> _TASK OBJECTIVE_: In the entries that follow, how many lines hold the string "role"? Give only that number.

# start of EXERCISE INPUTS

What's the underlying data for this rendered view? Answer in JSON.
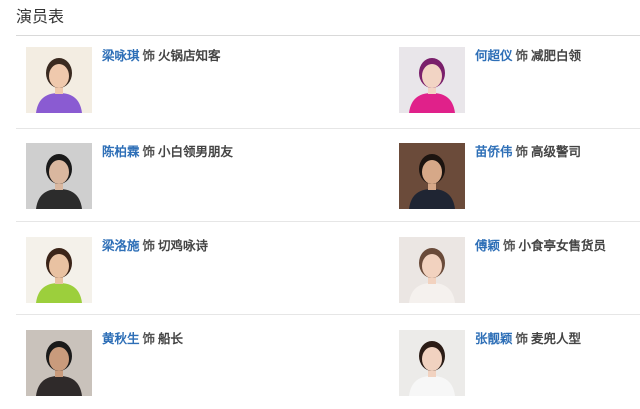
{
  "section": {
    "title": "演员表"
  },
  "cast": [
    {
      "actor": "梁咏琪",
      "as": "饰",
      "role": "火锅店知客",
      "photo_icon": "actor-photo-icon",
      "bg": "#f3ede2",
      "skin": "#efc9ad",
      "hair": "#3a2a20",
      "top": "#8a5bd2"
    },
    {
      "actor": "何超仪",
      "as": "饰",
      "role": "减肥白领",
      "photo_icon": "actor-photo-icon",
      "bg": "#e9e6ea",
      "skin": "#f2d4c4",
      "hair": "#7a1f6b",
      "top": "#e0218a"
    },
    {
      "actor": "陈柏霖",
      "as": "饰",
      "role": "小白领男朋友",
      "photo_icon": "actor-photo-icon",
      "bg": "#cfcfcf",
      "skin": "#d9b79f",
      "hair": "#1a1a1a",
      "top": "#2c2c2c"
    },
    {
      "actor": "苗侨伟",
      "as": "饰",
      "role": "高级警司",
      "photo_icon": "actor-photo-icon",
      "bg": "#6b4b3a",
      "skin": "#d6a888",
      "hair": "#1c1410",
      "top": "#1f2533"
    },
    {
      "actor": "梁洛施",
      "as": "饰",
      "role": "切鸡咏诗",
      "photo_icon": "actor-photo-icon",
      "bg": "#f4f1ea",
      "skin": "#e9c2a2",
      "hair": "#3b2418",
      "top": "#9ccf3c"
    },
    {
      "actor": "傅颖",
      "as": "饰",
      "role": "小食亭女售货员",
      "photo_icon": "actor-photo-icon",
      "bg": "#ebe6e3",
      "skin": "#f2d2bf",
      "hair": "#6a4b3a",
      "top": "#f5f1ee"
    },
    {
      "actor": "黄秋生",
      "as": "饰",
      "role": "船长",
      "photo_icon": "actor-photo-icon",
      "bg": "#c9c2bb",
      "skin": "#c99b7c",
      "hair": "#1a1a1a",
      "top": "#2f2a2a"
    },
    {
      "actor": "张靓颖",
      "as": "饰",
      "role": "麦兜人型",
      "photo_icon": "actor-photo-icon",
      "bg": "#ecebe9",
      "skin": "#f1d2c0",
      "hair": "#2b1c16",
      "top": "#f7f7f7"
    }
  ]
}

# end of EXERCISE INPUTS

> _RESPONSE TO THE TASK_: 8